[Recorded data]
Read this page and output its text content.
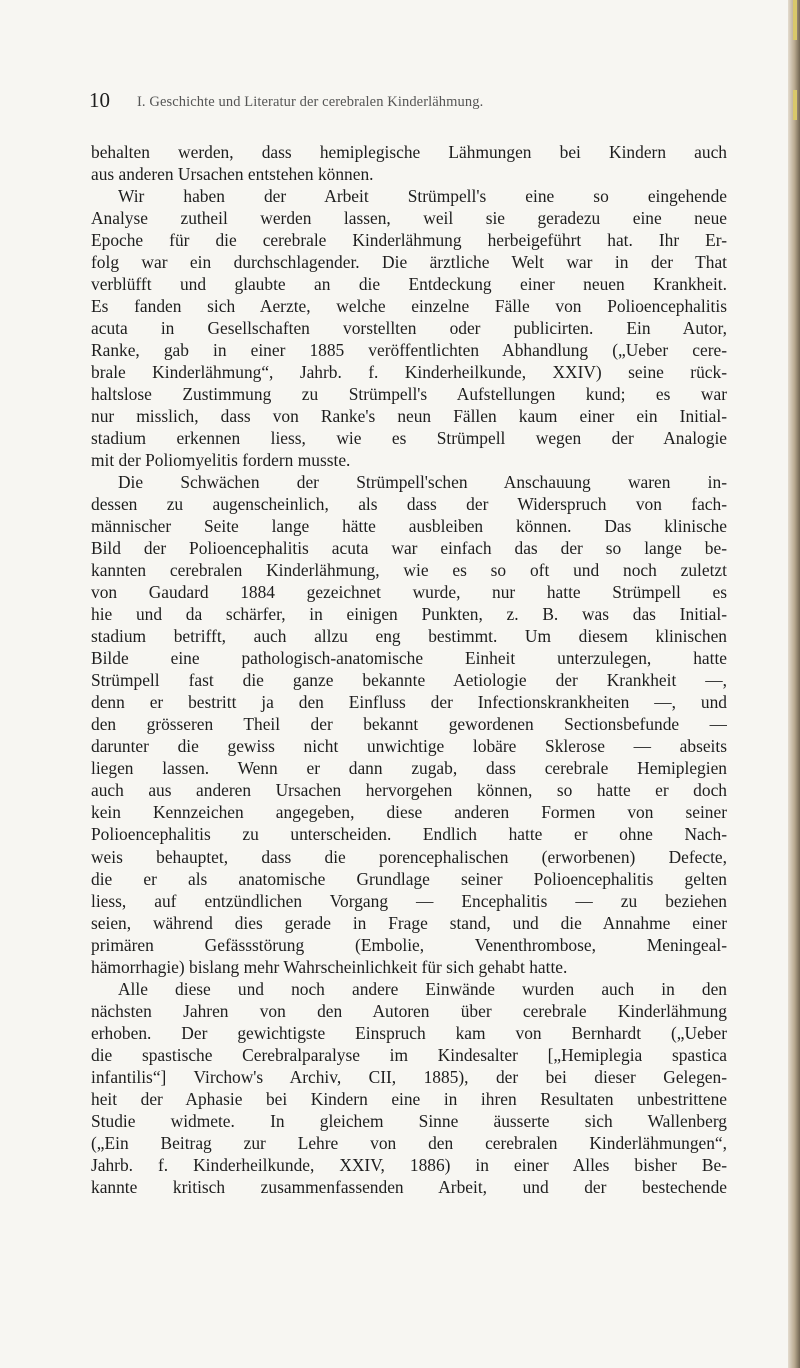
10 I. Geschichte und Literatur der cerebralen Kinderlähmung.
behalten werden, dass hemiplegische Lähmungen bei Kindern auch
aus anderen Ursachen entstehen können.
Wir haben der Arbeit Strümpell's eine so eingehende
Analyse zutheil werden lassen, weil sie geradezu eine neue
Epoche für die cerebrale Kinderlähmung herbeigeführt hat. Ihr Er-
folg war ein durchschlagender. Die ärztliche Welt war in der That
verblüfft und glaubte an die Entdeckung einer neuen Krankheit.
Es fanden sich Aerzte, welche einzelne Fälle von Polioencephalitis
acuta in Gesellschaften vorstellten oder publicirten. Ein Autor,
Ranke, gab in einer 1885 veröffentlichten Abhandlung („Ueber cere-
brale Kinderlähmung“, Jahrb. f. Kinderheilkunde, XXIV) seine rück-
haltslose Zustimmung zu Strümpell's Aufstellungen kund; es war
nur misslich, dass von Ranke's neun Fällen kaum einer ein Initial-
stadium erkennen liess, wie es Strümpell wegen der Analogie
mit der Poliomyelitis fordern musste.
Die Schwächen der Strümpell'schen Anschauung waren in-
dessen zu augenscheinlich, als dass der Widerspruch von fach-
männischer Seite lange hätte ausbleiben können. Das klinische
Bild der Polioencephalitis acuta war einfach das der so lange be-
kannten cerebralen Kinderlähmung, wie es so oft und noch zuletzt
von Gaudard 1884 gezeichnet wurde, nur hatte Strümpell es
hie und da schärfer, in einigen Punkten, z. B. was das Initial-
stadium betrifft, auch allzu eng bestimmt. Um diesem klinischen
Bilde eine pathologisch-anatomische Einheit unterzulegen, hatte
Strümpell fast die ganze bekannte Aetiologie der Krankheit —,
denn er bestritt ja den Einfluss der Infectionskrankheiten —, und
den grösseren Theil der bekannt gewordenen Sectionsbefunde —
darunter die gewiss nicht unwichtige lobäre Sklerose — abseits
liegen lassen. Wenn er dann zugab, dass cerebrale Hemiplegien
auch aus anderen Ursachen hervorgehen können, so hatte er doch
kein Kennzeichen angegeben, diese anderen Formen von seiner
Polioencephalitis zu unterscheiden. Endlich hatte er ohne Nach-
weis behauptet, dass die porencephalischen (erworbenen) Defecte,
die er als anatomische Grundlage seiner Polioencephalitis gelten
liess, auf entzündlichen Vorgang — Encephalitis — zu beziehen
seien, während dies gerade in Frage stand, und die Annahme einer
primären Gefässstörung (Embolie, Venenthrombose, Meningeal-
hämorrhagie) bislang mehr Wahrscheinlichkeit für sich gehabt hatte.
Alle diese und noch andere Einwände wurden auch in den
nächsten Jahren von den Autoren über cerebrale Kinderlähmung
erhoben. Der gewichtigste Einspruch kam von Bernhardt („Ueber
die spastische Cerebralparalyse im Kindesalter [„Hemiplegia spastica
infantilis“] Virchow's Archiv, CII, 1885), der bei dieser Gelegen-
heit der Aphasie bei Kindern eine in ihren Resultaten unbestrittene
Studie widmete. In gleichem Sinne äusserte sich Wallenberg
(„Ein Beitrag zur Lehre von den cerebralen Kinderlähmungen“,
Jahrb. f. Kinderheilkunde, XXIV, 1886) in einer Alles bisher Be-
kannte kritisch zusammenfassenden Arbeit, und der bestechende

**Requirement**
Filter out all lines lacking the word "liess" and copy the rest.

**Response to the exercise**
stadium erkennen liess, wie es Strümpell wegen der Analogie
liess, auf entzündlichen Vorgang — Encephalitis — zu beziehen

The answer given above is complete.